[start of DATASET ROWS]

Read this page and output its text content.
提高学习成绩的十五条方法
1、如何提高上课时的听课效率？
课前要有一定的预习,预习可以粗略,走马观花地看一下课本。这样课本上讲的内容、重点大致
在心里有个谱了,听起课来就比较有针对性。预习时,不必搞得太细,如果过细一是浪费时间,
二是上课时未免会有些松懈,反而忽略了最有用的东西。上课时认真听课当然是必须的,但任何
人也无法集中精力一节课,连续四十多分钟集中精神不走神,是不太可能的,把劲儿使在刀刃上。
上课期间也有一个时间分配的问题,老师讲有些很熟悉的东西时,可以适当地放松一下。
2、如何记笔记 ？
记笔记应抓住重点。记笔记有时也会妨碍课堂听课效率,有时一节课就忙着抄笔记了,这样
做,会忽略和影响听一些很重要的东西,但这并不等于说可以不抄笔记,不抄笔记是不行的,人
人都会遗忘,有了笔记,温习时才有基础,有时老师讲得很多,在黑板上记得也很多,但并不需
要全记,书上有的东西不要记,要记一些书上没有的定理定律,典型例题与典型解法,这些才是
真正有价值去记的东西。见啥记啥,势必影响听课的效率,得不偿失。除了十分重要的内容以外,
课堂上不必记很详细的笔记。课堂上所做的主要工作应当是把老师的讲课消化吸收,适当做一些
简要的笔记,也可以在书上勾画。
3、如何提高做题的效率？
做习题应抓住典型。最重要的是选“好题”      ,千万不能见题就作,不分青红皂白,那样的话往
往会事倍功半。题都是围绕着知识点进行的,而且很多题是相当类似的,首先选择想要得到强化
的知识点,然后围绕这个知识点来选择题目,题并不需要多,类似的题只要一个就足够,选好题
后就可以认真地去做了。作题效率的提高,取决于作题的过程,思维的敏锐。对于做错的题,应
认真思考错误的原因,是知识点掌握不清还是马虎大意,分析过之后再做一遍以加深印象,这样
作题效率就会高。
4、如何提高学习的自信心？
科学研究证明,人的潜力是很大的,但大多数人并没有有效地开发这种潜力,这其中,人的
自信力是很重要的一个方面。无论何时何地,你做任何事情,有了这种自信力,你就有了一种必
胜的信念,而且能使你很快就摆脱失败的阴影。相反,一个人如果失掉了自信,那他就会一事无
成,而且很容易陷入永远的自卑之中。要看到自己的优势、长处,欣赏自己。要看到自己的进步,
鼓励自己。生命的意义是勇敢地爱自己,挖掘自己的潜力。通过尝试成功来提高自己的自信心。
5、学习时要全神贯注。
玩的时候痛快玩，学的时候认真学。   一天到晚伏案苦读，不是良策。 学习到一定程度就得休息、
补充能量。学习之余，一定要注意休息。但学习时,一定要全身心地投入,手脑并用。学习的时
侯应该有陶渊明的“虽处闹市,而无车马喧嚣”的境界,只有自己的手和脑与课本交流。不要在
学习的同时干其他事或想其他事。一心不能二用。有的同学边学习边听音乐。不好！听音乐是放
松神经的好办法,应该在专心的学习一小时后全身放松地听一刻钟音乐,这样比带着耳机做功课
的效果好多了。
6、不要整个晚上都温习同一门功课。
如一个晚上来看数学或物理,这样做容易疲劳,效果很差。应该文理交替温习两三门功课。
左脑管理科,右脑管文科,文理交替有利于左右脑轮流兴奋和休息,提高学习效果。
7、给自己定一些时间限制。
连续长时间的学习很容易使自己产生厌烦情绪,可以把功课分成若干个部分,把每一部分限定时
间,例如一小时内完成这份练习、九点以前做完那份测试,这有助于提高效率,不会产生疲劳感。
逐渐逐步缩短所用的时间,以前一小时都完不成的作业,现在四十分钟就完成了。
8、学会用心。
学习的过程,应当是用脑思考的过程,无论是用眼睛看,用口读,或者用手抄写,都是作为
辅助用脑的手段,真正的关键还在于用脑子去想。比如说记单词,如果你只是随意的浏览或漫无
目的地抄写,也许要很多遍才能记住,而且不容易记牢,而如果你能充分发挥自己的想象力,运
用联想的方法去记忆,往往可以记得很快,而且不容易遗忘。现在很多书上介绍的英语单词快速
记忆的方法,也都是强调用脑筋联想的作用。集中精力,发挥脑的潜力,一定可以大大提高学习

[end of DATASET ROWS]
[start of DATASET ROWS]

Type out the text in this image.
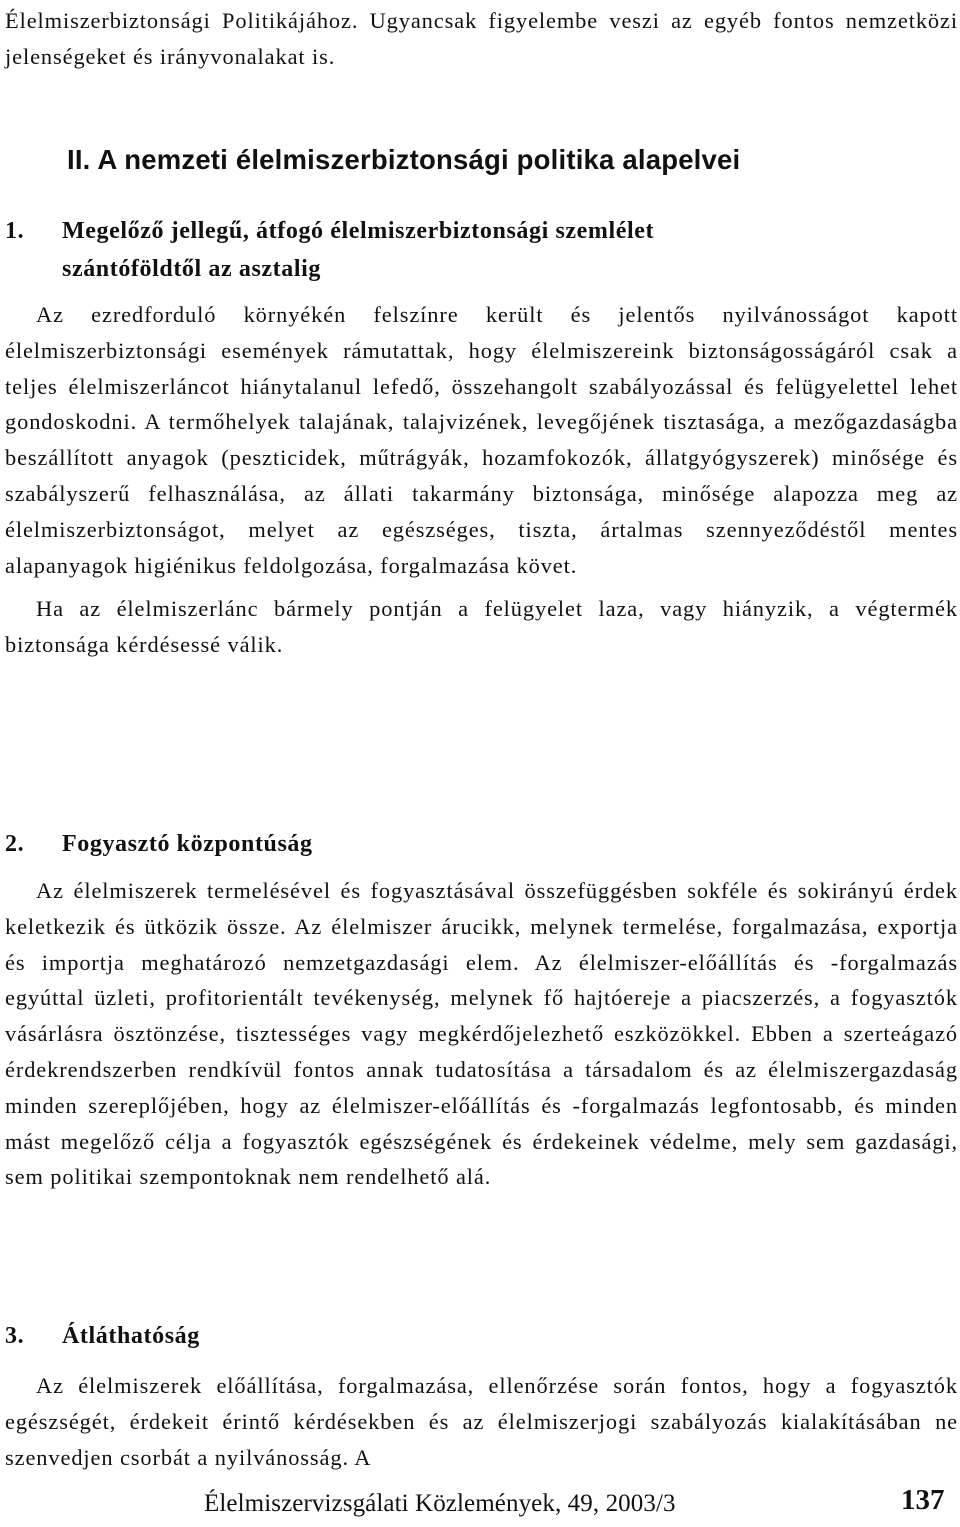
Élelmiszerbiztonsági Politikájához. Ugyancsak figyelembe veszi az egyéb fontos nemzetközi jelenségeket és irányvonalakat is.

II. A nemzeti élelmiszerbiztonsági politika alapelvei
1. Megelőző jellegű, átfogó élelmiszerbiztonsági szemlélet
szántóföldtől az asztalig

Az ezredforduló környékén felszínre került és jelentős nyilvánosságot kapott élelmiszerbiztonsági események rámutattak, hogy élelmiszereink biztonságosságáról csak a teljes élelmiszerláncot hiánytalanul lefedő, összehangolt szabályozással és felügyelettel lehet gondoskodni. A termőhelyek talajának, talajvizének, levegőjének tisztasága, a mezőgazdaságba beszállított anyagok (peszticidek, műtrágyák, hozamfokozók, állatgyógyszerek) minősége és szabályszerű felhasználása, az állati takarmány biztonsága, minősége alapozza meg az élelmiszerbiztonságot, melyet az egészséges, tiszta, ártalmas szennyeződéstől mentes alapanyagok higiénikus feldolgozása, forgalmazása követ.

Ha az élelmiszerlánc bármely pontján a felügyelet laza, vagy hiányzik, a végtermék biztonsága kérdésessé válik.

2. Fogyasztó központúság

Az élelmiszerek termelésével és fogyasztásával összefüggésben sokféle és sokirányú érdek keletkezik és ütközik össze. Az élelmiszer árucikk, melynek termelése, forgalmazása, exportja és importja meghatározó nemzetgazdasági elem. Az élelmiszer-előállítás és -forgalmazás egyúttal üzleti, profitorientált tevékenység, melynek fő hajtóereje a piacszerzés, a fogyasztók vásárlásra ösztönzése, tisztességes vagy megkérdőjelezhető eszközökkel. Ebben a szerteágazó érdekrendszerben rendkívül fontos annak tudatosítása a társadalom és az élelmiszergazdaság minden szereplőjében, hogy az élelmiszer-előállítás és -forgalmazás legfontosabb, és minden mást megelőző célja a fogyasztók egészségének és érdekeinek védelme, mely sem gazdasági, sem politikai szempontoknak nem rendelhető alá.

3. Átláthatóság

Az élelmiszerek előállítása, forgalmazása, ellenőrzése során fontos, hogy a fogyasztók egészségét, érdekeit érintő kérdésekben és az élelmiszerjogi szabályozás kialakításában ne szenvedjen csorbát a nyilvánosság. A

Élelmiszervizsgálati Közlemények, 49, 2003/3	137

[end of DATASET ROWS]
[start of DATASET ROWS]

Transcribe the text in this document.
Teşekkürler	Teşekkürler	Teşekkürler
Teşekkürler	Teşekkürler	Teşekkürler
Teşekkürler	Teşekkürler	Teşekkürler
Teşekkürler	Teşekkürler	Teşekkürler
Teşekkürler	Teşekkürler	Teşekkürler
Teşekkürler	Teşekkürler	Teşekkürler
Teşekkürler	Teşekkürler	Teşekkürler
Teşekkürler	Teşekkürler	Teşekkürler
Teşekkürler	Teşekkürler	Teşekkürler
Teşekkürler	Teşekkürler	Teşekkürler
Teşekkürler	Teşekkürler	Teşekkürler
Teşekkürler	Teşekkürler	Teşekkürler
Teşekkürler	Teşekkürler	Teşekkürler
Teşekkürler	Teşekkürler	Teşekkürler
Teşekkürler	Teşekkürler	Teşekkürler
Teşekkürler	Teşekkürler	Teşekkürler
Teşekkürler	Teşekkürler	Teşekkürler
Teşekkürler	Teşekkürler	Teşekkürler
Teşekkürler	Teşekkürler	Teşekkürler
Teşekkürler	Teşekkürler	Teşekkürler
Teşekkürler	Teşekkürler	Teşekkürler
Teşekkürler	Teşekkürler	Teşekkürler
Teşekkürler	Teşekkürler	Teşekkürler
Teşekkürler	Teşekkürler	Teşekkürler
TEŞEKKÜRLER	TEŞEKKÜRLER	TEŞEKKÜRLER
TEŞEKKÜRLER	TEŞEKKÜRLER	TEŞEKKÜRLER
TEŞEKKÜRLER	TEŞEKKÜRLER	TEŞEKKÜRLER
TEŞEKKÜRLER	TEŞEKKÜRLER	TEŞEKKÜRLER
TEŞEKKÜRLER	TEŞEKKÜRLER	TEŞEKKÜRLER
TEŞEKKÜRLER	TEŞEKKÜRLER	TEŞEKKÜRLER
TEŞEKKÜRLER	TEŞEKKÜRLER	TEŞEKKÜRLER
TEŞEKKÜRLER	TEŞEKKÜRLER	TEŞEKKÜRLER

[end of DATASET ROWS]

Copy whichever lines in the listing above contain the word "text".

◆ RESPONSE:
Read this page and output its text content.
Type out the text in this image.
Transcribe the text in this document.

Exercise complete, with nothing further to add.